### REQUIRED TASK:
Every line that holds "CUNNINGHAM" should be shown.

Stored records
☆ ☆ ☆
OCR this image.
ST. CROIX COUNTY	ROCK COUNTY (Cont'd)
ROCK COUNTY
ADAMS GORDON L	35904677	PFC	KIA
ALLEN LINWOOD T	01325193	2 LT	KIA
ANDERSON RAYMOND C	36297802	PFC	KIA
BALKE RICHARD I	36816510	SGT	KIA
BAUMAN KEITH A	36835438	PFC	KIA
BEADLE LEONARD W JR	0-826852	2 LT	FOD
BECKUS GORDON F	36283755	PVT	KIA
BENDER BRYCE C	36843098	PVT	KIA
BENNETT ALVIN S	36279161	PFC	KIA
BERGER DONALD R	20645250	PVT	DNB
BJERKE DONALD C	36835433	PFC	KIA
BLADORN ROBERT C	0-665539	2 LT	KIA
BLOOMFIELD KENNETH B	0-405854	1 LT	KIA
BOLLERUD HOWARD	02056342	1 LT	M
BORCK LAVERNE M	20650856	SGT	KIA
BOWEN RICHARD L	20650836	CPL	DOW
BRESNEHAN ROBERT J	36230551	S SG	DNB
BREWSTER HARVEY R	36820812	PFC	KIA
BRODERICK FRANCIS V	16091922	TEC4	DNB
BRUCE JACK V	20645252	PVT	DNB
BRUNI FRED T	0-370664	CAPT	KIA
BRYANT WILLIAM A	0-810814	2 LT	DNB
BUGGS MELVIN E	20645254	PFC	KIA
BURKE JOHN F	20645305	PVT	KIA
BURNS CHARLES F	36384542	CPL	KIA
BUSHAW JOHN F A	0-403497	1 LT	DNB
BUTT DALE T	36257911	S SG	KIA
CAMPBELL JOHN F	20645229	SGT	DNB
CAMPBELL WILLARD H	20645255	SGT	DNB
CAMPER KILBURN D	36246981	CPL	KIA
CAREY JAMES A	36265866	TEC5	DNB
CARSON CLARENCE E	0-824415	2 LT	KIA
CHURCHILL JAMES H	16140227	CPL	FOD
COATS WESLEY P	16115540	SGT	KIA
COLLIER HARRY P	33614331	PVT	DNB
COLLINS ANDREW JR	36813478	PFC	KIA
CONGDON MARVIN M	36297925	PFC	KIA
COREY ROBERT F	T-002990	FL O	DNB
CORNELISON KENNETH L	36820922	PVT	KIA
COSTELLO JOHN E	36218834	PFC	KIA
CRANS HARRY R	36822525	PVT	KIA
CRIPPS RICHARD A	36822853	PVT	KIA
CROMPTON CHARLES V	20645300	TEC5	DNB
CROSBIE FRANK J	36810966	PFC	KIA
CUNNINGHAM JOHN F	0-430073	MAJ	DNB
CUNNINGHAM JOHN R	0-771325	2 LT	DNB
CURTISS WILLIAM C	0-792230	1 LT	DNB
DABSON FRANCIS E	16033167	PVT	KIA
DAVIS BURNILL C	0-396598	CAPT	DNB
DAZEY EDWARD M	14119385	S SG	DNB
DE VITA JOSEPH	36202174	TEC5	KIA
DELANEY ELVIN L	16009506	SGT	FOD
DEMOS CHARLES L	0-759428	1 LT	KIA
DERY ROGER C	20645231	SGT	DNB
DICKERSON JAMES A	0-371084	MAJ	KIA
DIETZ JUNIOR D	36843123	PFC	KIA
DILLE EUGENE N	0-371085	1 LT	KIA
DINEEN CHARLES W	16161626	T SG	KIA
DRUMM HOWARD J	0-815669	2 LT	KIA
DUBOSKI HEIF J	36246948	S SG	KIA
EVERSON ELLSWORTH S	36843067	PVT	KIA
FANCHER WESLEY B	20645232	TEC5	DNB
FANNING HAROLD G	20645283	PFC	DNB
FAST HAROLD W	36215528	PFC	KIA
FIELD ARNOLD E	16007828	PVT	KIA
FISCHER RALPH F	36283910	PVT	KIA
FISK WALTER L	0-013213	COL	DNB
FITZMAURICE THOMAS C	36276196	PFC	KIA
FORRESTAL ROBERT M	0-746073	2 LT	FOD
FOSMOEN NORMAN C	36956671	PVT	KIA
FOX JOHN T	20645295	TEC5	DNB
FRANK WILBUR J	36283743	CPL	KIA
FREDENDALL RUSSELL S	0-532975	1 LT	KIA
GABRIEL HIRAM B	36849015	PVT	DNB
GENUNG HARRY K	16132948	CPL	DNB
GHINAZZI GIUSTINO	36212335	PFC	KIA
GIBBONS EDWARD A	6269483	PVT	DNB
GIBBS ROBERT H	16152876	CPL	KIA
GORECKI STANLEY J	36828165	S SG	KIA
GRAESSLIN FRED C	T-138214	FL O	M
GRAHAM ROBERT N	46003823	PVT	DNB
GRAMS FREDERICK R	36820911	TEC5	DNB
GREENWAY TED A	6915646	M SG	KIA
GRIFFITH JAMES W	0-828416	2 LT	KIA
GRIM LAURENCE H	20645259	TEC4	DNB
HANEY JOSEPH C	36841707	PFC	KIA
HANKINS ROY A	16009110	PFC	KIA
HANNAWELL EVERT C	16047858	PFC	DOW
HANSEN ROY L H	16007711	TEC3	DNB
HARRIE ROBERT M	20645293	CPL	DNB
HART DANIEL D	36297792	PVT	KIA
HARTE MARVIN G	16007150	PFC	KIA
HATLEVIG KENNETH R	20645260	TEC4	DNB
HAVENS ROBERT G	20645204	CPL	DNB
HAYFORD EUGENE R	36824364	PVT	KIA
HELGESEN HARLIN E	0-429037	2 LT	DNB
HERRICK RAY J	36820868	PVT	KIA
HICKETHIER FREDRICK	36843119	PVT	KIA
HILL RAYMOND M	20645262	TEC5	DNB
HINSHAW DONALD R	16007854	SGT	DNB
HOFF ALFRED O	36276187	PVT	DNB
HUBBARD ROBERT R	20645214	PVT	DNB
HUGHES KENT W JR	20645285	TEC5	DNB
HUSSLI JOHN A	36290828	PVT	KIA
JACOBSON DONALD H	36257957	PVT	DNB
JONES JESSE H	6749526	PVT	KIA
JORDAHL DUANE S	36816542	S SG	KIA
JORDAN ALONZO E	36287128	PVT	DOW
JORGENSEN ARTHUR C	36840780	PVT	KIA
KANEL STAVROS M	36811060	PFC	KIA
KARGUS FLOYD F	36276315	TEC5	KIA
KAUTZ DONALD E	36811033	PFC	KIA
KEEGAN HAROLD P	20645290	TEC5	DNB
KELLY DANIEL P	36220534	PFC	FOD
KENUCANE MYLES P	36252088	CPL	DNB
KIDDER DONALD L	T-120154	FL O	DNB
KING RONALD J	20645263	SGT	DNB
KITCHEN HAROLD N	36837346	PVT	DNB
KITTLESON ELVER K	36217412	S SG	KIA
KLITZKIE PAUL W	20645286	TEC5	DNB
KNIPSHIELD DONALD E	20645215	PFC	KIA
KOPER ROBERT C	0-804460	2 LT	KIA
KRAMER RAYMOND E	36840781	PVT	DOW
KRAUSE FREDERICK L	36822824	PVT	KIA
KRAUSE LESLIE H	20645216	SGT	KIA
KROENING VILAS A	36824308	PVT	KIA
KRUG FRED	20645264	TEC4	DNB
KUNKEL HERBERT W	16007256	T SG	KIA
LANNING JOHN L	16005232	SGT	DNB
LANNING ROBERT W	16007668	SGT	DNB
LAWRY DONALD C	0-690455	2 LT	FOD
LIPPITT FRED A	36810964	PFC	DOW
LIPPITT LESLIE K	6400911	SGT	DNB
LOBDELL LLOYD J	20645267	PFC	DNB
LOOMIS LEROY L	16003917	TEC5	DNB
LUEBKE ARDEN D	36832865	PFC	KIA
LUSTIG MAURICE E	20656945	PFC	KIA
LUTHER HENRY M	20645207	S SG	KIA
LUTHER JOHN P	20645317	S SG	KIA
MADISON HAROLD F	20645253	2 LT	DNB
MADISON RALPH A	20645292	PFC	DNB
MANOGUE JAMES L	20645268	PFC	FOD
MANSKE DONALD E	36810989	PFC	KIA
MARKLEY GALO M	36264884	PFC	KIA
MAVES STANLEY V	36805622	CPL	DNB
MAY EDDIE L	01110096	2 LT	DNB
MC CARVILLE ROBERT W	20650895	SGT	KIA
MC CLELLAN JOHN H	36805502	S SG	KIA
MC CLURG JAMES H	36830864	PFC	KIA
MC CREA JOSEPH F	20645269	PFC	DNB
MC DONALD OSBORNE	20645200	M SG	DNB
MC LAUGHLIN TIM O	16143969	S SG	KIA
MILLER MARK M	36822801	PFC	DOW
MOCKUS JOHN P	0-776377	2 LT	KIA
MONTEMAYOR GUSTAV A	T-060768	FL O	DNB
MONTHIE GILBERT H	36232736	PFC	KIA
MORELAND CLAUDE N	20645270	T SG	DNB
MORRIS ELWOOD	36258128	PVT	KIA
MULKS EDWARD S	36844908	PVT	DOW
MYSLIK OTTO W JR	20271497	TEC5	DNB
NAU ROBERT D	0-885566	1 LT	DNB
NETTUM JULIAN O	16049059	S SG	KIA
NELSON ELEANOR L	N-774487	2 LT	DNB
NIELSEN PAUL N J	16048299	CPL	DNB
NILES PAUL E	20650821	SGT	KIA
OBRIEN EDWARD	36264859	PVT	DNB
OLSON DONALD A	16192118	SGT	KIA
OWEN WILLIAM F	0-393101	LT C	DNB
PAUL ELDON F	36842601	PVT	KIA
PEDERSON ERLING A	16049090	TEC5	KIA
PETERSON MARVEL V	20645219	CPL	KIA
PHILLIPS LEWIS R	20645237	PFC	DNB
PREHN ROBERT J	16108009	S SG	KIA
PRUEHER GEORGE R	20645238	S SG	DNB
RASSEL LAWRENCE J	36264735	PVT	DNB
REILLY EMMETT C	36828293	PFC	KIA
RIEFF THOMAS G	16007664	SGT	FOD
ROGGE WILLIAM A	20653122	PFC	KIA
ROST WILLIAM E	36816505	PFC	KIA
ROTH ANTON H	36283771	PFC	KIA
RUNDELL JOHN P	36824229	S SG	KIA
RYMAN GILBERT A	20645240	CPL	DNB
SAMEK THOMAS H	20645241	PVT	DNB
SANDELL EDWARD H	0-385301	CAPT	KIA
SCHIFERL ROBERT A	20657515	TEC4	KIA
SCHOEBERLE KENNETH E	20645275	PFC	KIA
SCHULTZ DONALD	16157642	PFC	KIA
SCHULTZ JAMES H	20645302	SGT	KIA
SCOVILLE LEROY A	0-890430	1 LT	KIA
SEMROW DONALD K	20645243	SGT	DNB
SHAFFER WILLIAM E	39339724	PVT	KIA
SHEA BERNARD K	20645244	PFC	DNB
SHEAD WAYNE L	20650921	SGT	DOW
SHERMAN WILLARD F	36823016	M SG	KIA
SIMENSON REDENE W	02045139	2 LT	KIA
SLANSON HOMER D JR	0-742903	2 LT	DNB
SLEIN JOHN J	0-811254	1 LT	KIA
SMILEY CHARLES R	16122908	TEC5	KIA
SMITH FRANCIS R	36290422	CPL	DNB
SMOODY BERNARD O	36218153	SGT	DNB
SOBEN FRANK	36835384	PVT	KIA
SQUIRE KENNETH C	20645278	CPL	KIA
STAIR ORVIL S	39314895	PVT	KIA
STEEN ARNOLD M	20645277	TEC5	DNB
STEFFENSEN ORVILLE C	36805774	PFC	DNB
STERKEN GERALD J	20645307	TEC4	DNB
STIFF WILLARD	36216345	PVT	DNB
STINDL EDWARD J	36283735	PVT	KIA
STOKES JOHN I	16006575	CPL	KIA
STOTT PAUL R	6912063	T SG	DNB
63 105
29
☆ ☆ ☆
### WRITTEN ANSWER:
CUNNINGHAM JOHN F	0-430073	MAJ	DNB
CUNNINGHAM JOHN R	0-771325	2 LT	DNB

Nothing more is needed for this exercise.